- Listing

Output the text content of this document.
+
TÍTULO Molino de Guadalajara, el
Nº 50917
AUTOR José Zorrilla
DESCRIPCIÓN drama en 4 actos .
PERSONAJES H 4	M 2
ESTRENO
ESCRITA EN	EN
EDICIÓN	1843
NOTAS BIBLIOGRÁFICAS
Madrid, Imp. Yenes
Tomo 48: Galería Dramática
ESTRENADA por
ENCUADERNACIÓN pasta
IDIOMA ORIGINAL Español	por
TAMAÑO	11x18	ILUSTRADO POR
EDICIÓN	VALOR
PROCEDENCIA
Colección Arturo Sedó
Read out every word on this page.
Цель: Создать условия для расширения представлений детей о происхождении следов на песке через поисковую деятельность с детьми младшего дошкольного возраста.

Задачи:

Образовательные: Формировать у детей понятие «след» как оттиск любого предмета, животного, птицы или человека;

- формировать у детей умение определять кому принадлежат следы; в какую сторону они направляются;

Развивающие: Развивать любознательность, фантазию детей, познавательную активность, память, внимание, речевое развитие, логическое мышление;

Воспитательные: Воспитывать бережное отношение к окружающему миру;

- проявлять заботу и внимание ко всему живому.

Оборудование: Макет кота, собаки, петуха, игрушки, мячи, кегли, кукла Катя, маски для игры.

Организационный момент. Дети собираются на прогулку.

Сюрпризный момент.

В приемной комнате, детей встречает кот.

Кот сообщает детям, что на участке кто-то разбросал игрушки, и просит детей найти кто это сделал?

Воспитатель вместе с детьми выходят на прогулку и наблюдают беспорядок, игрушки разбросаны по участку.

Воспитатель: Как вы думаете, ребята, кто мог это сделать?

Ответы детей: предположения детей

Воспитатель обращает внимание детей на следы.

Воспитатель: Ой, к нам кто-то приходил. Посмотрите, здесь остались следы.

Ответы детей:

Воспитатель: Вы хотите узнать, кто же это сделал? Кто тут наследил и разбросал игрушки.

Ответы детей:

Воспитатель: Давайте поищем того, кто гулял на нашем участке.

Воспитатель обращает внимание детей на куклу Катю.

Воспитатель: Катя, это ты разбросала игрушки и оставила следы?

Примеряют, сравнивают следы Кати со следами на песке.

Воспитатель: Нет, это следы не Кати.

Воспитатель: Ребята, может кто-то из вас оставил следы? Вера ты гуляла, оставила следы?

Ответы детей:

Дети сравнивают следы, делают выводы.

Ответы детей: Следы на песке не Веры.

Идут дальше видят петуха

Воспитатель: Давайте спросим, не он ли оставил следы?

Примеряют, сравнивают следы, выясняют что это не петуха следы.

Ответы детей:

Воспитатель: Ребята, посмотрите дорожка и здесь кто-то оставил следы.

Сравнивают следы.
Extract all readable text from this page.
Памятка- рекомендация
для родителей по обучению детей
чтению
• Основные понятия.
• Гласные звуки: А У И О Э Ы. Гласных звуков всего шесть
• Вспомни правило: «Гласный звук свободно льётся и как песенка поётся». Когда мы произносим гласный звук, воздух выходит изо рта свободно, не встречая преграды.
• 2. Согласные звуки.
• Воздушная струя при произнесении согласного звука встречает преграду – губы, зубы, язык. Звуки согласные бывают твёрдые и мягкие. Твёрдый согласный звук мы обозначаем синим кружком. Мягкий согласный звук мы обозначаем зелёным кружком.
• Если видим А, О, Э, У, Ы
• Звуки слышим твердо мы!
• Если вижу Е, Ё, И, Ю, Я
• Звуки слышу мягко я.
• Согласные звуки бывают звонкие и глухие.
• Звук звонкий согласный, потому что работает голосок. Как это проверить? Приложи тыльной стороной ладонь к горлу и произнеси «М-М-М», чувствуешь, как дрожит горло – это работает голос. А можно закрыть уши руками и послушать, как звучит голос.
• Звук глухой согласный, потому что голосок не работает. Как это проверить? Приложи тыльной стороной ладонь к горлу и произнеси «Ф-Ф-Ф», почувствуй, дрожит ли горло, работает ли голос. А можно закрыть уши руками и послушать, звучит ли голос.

- Work instructions
Print again each line of the listing above, exactly as it appears.

- Task response
Output the text content of this document.
+
TÍTULO Molino de Guadalajara, el
Nº 50917
AUTOR José Zorrilla
DESCRIPCIÓN drama en 4 actos .
PERSONAJES H 4	M 2
ESTRENO
ESCRITA EN	EN
EDICIÓN	1843
NOTAS BIBLIOGRÁFICAS
Madrid, Imp. Yenes
Tomo 48: Galería Dramática
ESTRENADA por
ENCUADERNACIÓN pasta
IDIOMA ORIGINAL Español	por
TAMAÑO	11x18	ILUSTRADO POR
EDICIÓN	VALOR
PROCEDENCIA
Colección Arturo Sedó
Read out every word on this page.
Цель: Создать условия для расширения представлений детей о происхождении следов на песке через поисковую деятельность с детьми младшего дошкольного возраста.

Задачи:

Образовательные: Формировать у детей понятие «след» как оттиск любого предмета, животного, птицы или человека;

- формировать у детей умение определять кому принадлежат следы; в какую сторону они направляются;

Развивающие: Развивать любознательность, фантазию детей, познавательную активность, память, внимание, речевое развитие, логическое мышление;

Воспитательные: Воспитывать бережное отношение к окружающему миру;

- проявлять заботу и внимание ко всему живому.

Оборудование: Макет кота, собаки, петуха, игрушки, мячи, кегли, кукла Катя, маски для игры.

Организационный момент. Дети собираются на прогулку.

Сюрпризный момент.

В приемной комнате, детей встречает кот.

Кот сообщает детям, что на участке кто-то разбросал игрушки, и просит детей найти кто это сделал?

Воспитатель вместе с детьми выходят на прогулку и наблюдают беспорядок, игрушки разбросаны по участку.

Воспитатель: Как вы думаете, ребята, кто мог это сделать?

Ответы детей: предположения детей

Воспитатель обращает внимание детей на следы.

Воспитатель: Ой, к нам кто-то приходил. Посмотрите, здесь остались следы.

Ответы детей:

Воспитатель: Вы хотите узнать, кто же это сделал? Кто тут наследил и разбросал игрушки.

Ответы детей:

Воспитатель: Давайте поищем того, кто гулял на нашем участке.

Воспитатель обращает внимание детей на куклу Катю.

Воспитатель: Катя, это ты разбросала игрушки и оставила следы?

Примеряют, сравнивают следы Кати со следами на песке.

Воспитатель: Нет, это следы не Кати.

Воспитатель: Ребята, может кто-то из вас оставил следы? Вера ты гуляла, оставила следы?

Ответы детей:

Дети сравнивают следы, делают выводы.

Ответы детей: Следы на песке не Веры.

Идут дальше видят петуха

Воспитатель: Давайте спросим, не он ли оставил следы?

Примеряют, сравнивают следы, выясняют что это не петуха следы.

Ответы детей:

Воспитатель: Ребята, посмотрите дорожка и здесь кто-то оставил следы.

Сравнивают следы.
Extract all readable text from this page.
Памятка- рекомендация
для родителей по обучению детей
чтению
• Основные понятия.
• Гласные звуки: А У И О Э Ы. Гласных звуков всего шесть
• Вспомни правило: «Гласный звук свободно льётся и как песенка поётся». Когда мы произносим гласный звук, воздух выходит изо рта свободно, не встречая преграды.
• 2. Согласные звуки.
• Воздушная струя при произнесении согласного звука встречает преграду – губы, зубы, язык. Звуки согласные бывают твёрдые и мягкие. Твёрдый согласный звук мы обозначаем синим кружком. Мягкий согласный звук мы обозначаем зелёным кружком.
• Если видим А, О, Э, У, Ы
• Звуки слышим твердо мы!
• Если вижу Е, Ё, И, Ю, Я
• Звуки слышу мягко я.
• Согласные звуки бывают звонкие и глухие.
• Звук звонкий согласный, потому что работает голосок. Как это проверить? Приложи тыльной стороной ладонь к горлу и произнеси «М-М-М», чувствуешь, как дрожит горло – это работает голос. А можно закрыть уши руками и послушать, как звучит голос.
• Звук глухой согласный, потому что голосок не работает. Как это проверить? Приложи тыльной стороной ладонь к горлу и произнеси «Ф-Ф-Ф», почувствуй, дрожит ли горло, работает ли голос. А можно закрыть уши руками и послушать, звучит ли голос.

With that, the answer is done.